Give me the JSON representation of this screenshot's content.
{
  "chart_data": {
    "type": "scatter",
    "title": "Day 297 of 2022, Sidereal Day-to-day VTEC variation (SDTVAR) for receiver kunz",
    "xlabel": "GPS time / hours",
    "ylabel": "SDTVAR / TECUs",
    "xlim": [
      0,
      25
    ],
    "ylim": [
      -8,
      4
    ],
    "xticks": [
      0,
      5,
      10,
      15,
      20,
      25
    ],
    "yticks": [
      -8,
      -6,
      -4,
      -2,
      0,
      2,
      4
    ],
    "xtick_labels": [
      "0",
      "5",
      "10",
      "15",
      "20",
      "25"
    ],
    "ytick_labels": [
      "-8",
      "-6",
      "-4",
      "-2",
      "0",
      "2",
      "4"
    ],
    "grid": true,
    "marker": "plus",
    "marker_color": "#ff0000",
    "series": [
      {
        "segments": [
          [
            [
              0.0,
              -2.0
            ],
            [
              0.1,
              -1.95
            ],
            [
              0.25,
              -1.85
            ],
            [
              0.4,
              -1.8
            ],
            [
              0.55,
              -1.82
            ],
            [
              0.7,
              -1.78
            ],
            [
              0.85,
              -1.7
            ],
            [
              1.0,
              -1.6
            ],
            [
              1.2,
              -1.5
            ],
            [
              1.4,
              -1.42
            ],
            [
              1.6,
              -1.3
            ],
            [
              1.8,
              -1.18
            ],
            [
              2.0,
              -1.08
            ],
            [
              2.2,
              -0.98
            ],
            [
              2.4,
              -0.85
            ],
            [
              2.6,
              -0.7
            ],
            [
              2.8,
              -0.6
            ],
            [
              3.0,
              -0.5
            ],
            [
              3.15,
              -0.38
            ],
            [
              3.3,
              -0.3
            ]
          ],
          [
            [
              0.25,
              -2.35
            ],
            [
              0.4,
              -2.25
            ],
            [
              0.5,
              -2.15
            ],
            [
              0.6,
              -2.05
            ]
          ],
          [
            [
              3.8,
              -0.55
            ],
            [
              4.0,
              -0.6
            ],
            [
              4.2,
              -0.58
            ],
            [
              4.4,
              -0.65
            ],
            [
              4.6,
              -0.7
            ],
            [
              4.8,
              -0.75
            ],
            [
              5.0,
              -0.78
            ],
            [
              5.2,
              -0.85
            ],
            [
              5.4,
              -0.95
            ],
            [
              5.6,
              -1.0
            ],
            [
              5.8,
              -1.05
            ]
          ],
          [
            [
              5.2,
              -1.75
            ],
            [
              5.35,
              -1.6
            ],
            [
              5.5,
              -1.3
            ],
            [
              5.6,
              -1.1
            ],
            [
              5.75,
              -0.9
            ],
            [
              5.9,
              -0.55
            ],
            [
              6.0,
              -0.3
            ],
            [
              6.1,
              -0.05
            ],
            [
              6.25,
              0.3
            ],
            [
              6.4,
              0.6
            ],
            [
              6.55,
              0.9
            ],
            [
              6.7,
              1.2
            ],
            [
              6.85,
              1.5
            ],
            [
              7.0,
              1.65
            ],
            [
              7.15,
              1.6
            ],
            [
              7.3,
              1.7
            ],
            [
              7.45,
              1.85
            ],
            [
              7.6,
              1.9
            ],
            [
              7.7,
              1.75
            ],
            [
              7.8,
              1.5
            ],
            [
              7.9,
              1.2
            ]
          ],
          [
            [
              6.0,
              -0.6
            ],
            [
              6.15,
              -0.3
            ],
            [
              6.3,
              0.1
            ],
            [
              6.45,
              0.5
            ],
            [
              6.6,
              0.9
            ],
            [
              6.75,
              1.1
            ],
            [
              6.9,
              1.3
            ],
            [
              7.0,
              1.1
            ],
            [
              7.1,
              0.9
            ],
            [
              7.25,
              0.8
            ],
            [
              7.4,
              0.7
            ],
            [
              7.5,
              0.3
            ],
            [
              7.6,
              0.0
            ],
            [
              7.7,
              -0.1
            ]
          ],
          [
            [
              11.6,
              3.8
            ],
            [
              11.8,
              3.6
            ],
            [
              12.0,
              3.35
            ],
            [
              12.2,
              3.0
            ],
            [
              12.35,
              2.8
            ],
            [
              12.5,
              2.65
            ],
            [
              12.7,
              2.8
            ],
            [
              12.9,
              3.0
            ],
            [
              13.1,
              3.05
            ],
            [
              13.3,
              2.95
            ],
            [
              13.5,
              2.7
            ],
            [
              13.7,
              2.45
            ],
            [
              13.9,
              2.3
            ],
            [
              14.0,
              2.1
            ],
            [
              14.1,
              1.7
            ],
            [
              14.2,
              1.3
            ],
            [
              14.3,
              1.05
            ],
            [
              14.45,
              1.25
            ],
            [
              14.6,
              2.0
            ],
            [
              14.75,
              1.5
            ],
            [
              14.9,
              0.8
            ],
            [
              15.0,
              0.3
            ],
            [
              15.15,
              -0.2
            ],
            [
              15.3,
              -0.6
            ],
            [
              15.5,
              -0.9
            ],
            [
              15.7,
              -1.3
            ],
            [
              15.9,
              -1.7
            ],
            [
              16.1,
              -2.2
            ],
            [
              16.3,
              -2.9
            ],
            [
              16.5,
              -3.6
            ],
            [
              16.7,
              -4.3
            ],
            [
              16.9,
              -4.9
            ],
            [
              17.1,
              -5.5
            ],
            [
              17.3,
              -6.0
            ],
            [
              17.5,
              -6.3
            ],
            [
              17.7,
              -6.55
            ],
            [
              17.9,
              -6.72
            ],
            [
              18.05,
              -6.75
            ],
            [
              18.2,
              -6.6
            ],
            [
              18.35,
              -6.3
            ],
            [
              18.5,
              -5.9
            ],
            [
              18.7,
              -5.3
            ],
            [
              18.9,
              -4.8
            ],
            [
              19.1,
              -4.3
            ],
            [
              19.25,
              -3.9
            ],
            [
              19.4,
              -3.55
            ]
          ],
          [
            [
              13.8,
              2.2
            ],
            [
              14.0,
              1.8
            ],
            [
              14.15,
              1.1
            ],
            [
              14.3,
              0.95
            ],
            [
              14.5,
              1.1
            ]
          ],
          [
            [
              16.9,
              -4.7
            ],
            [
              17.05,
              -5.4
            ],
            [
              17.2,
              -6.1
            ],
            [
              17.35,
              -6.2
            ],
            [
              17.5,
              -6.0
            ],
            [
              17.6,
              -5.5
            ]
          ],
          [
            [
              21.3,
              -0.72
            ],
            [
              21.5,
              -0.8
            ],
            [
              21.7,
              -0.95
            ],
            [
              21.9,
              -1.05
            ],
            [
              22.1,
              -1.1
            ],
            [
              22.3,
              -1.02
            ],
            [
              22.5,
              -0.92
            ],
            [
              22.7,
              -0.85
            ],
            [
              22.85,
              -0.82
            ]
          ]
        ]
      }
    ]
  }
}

------

> **Job**
Word for word, write out the data.

> **In response**
Give me the JSON representation of this screenshot's content.
{
  "chart_data": {
    "type": "scatter",
    "title": "Day 297 of 2022, Sidereal Day-to-day VTEC variation (SDTVAR) for receiver kunz",
    "xlabel": "GPS time / hours",
    "ylabel": "SDTVAR / TECUs",
    "xlim": [
      0,
      25
    ],
    "ylim": [
      -8,
      4
    ],
    "xticks": [
      0,
      5,
      10,
      15,
      20,
      25
    ],
    "yticks": [
      -8,
      -6,
      -4,
      -2,
      0,
      2,
      4
    ],
    "xtick_labels": [
      "0",
      "5",
      "10",
      "15",
      "20",
      "25"
    ],
    "ytick_labels": [
      "-8",
      "-6",
      "-4",
      "-2",
      "0",
      "2",
      "4"
    ],
    "grid": true,
    "marker": "plus",
    "marker_color": "#ff0000",
    "series": [
      {
        "segments": [
          [
            [
              0.0,
              -2.0
            ],
            [
              0.1,
              -1.95
            ],
            [
              0.25,
              -1.85
            ],
            [
              0.4,
              -1.8
            ],
            [
              0.55,
              -1.82
            ],
            [
              0.7,
              -1.78
            ],
            [
              0.85,
              -1.7
            ],
            [
              1.0,
              -1.6
            ],
            [
              1.2,
              -1.5
            ],
            [
              1.4,
              -1.42
            ],
            [
              1.6,
              -1.3
            ],
            [
              1.8,
              -1.18
            ],
            [
              2.0,
              -1.08
            ],
            [
              2.2,
              -0.98
            ],
            [
              2.4,
              -0.85
            ],
            [
              2.6,
              -0.7
            ],
            [
              2.8,
              -0.6
            ],
            [
              3.0,
              -0.5
            ],
            [
              3.15,
              -0.38
            ],
            [
              3.3,
              -0.3
            ]
          ],
          [
            [
              0.25,
              -2.35
            ],
            [
              0.4,
              -2.25
            ],
            [
              0.5,
              -2.15
            ],
            [
              0.6,
              -2.05
            ]
          ],
          [
            [
              3.8,
              -0.55
            ],
            [
              4.0,
              -0.6
            ],
            [
              4.2,
              -0.58
            ],
            [
              4.4,
              -0.65
            ],
            [
              4.6,
              -0.7
            ],
            [
              4.8,
              -0.75
            ],
            [
              5.0,
              -0.78
            ],
            [
              5.2,
              -0.85
            ],
            [
              5.4,
              -0.95
            ],
            [
              5.6,
              -1.0
            ],
            [
              5.8,
              -1.05
            ]
          ],
          [
            [
              5.2,
              -1.75
            ],
            [
              5.35,
              -1.6
            ],
            [
              5.5,
              -1.3
            ],
            [
              5.6,
              -1.1
            ],
            [
              5.75,
              -0.9
            ],
            [
              5.9,
              -0.55
            ],
            [
              6.0,
              -0.3
            ],
            [
              6.1,
              -0.05
            ],
            [
              6.25,
              0.3
            ],
            [
              6.4,
              0.6
            ],
            [
              6.55,
              0.9
            ],
            [
              6.7,
              1.2
            ],
            [
              6.85,
              1.5
            ],
            [
              7.0,
              1.65
            ],
            [
              7.15,
              1.6
            ],
            [
              7.3,
              1.7
            ],
            [
              7.45,
              1.85
            ],
            [
              7.6,
              1.9
            ],
            [
              7.7,
              1.75
            ],
            [
              7.8,
              1.5
            ],
            [
              7.9,
              1.2
            ]
          ],
          [
            [
              6.0,
              -0.6
            ],
            [
              6.15,
              -0.3
            ],
            [
              6.3,
              0.1
            ],
            [
              6.45,
              0.5
            ],
            [
              6.6,
              0.9
            ],
            [
              6.75,
              1.1
            ],
            [
              6.9,
              1.3
            ],
            [
              7.0,
              1.1
            ],
            [
              7.1,
              0.9
            ],
            [
              7.25,
              0.8
            ],
            [
              7.4,
              0.7
            ],
            [
              7.5,
              0.3
            ],
            [
              7.6,
              0.0
            ],
            [
              7.7,
              -0.1
            ]
          ],
          [
            [
              11.6,
              3.8
            ],
            [
              11.8,
              3.6
            ],
            [
              12.0,
              3.35
            ],
            [
              12.2,
              3.0
            ],
            [
              12.35,
              2.8
            ],
            [
              12.5,
              2.65
            ],
            [
              12.7,
              2.8
            ],
            [
              12.9,
              3.0
            ],
            [
              13.1,
              3.05
            ],
            [
              13.3,
              2.95
            ],
            [
              13.5,
              2.7
            ],
            [
              13.7,
              2.45
            ],
            [
              13.9,
              2.3
            ],
            [
              14.0,
              2.1
            ],
            [
              14.1,
              1.7
            ],
            [
              14.2,
              1.3
            ],
            [
              14.3,
              1.05
            ],
            [
              14.45,
              1.25
            ],
            [
              14.6,
              2.0
            ],
            [
              14.75,
              1.5
            ],
            [
              14.9,
              0.8
            ],
            [
              15.0,
              0.3
            ],
            [
              15.15,
              -0.2
            ],
            [
              15.3,
              -0.6
            ],
            [
              15.5,
              -0.9
            ],
            [
              15.7,
              -1.3
            ],
            [
              15.9,
              -1.7
            ],
            [
              16.1,
              -2.2
            ],
            [
              16.3,
              -2.9
            ],
            [
              16.5,
              -3.6
            ],
            [
              16.7,
              -4.3
            ],
            [
              16.9,
              -4.9
            ],
            [
              17.1,
              -5.5
            ],
            [
              17.3,
              -6.0
            ],
            [
              17.5,
              -6.3
            ],
            [
              17.7,
              -6.55
            ],
            [
              17.9,
              -6.72
            ],
            [
              18.05,
              -6.75
            ],
            [
              18.2,
              -6.6
            ],
            [
              18.35,
              -6.3
            ],
            [
              18.5,
              -5.9
            ],
            [
              18.7,
              -5.3
            ],
            [
              18.9,
              -4.8
            ],
            [
              19.1,
              -4.3
            ],
            [
              19.25,
              -3.9
            ],
            [
              19.4,
              -3.55
            ]
          ],
          [
            [
              13.8,
              2.2
            ],
            [
              14.0,
              1.8
            ],
            [
              14.15,
              1.1
            ],
            [
              14.3,
              0.95
            ],
            [
              14.5,
              1.1
            ]
          ],
          [
            [
              16.9,
              -4.7
            ],
            [
              17.05,
              -5.4
            ],
            [
              17.2,
              -6.1
            ],
            [
              17.35,
              -6.2
            ],
            [
              17.5,
              -6.0
            ],
            [
              17.6,
              -5.5
            ]
          ],
          [
            [
              21.3,
              -0.72
            ],
            [
              21.5,
              -0.8
            ],
            [
              21.7,
              -0.95
            ],
            [
              21.9,
              -1.05
            ],
            [
              22.1,
              -1.1
            ],
            [
              22.3,
              -1.02
            ],
            [
              22.5,
              -0.92
            ],
            [
              22.7,
              -0.85
            ],
            [
              22.85,
              -0.82
            ]
          ]
        ]
      }
    ]
  }
}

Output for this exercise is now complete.